## Written instruction
Restate the data exactly as given and keep the pictures out.

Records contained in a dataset

[START]

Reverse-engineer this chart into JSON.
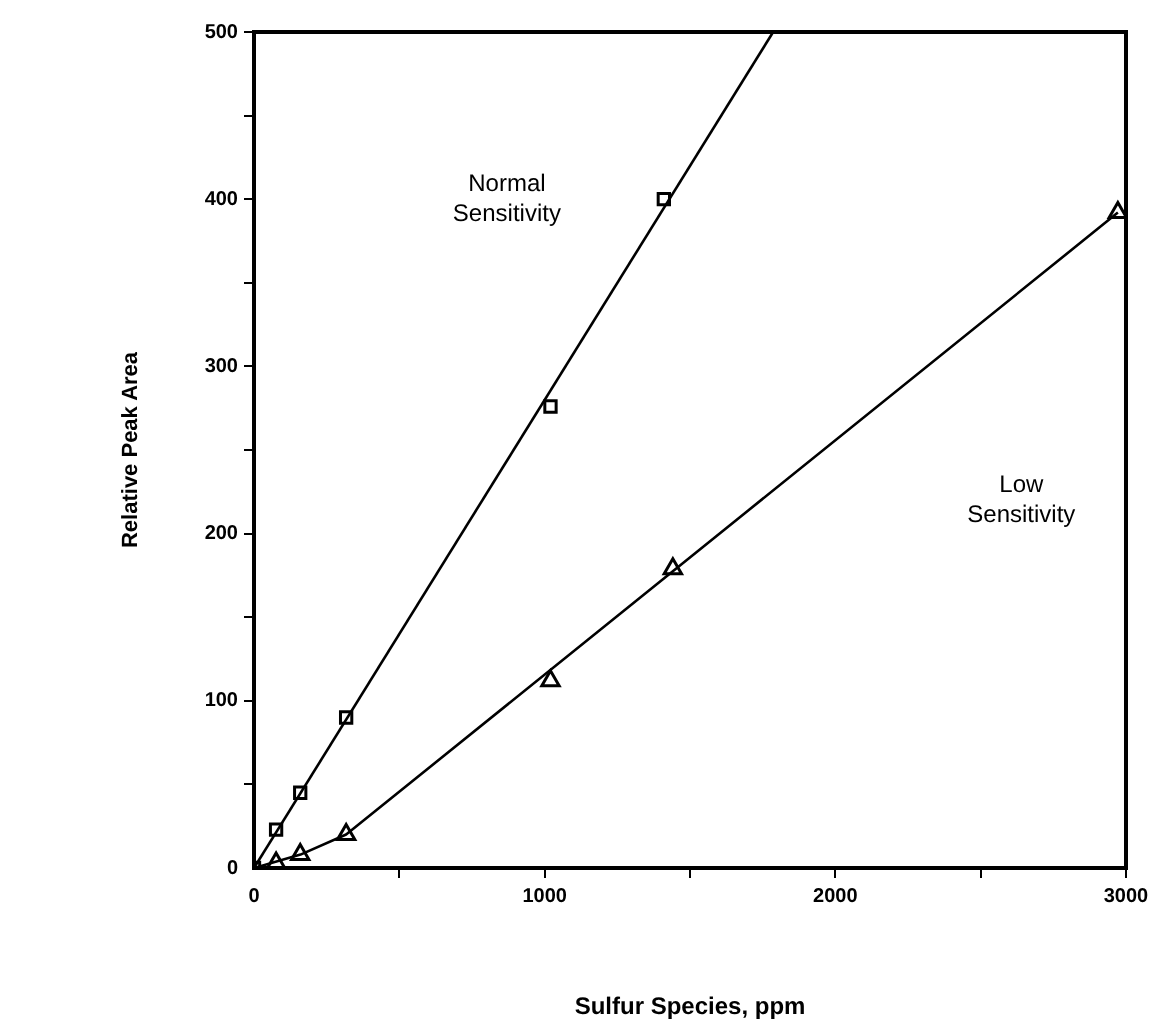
{
  "chart_data": {
    "type": "scatter",
    "xlabel": "Sulfur Species, ppm",
    "ylabel": "Relative Peak Area",
    "xlim": [
      0,
      3000
    ],
    "ylim": [
      0,
      500
    ],
    "xticks": [
      0,
      {
        "value": 500,
        "label": null
      },
      1000,
      {
        "value": 1500,
        "label": null
      },
      2000,
      {
        "value": 2500,
        "label": null
      },
      3000
    ],
    "yticks": [
      0,
      {
        "value": 50,
        "label": null
      },
      100,
      {
        "value": 150,
        "label": null
      },
      200,
      {
        "value": 250,
        "label": null
      },
      300,
      {
        "value": 350,
        "label": null
      },
      400,
      {
        "value": 450,
        "label": null
      },
      500
    ],
    "grid": false,
    "legend": false,
    "series": [
      {
        "type": "line",
        "color": "#000000",
        "marker": "none",
        "line_style": "solid",
        "x": [
          0,
          1786
        ],
        "values": [
          0,
          500
        ]
      },
      {
        "type": "line",
        "color": "#000000",
        "marker": "none",
        "line_style": "solid",
        "x": [
          0,
          160,
          317,
          2972
        ],
        "values": [
          0,
          8,
          20,
          392
        ]
      },
      {
        "color": "#000000",
        "marker": "square",
        "x": [
          0,
          76,
          159,
          317,
          1020,
          1410
        ],
        "values": [
          0,
          23,
          45,
          90,
          276,
          400
        ]
      },
      {
        "color": "#000000",
        "marker": "triangle",
        "x": [
          76,
          159,
          317,
          1020,
          1441,
          2972
        ],
        "values": [
          3,
          8,
          20,
          112,
          179,
          392
        ]
      }
    ],
    "annotations": [
      "Normal\nSensitivity",
      "Low\nSensitivity"
    ]
  }
}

[END]

## Response to the task
Reverse-engineer this chart into JSON.
{
  "chart_data": {
    "type": "scatter",
    "xlabel": "Sulfur Species, ppm",
    "ylabel": "Relative Peak Area",
    "xlim": [
      0,
      3000
    ],
    "ylim": [
      0,
      500
    ],
    "xticks": [
      0,
      {
        "value": 500,
        "label": null
      },
      1000,
      {
        "value": 1500,
        "label": null
      },
      2000,
      {
        "value": 2500,
        "label": null
      },
      3000
    ],
    "yticks": [
      0,
      {
        "value": 50,
        "label": null
      },
      100,
      {
        "value": 150,
        "label": null
      },
      200,
      {
        "value": 250,
        "label": null
      },
      300,
      {
        "value": 350,
        "label": null
      },
      400,
      {
        "value": 450,
        "label": null
      },
      500
    ],
    "grid": false,
    "legend": false,
    "series": [
      {
        "type": "line",
        "color": "#000000",
        "marker": "none",
        "line_style": "solid",
        "x": [
          0,
          1786
        ],
        "values": [
          0,
          500
        ]
      },
      {
        "type": "line",
        "color": "#000000",
        "marker": "none",
        "line_style": "solid",
        "x": [
          0,
          160,
          317,
          2972
        ],
        "values": [
          0,
          8,
          20,
          392
        ]
      },
      {
        "color": "#000000",
        "marker": "square",
        "x": [
          0,
          76,
          159,
          317,
          1020,
          1410
        ],
        "values": [
          0,
          23,
          45,
          90,
          276,
          400
        ]
      },
      {
        "color": "#000000",
        "marker": "triangle",
        "x": [
          76,
          159,
          317,
          1020,
          1441,
          2972
        ],
        "values": [
          3,
          8,
          20,
          112,
          179,
          392
        ]
      }
    ],
    "annotations": [
      "Normal\nSensitivity",
      "Low\nSensitivity"
    ]
  }
}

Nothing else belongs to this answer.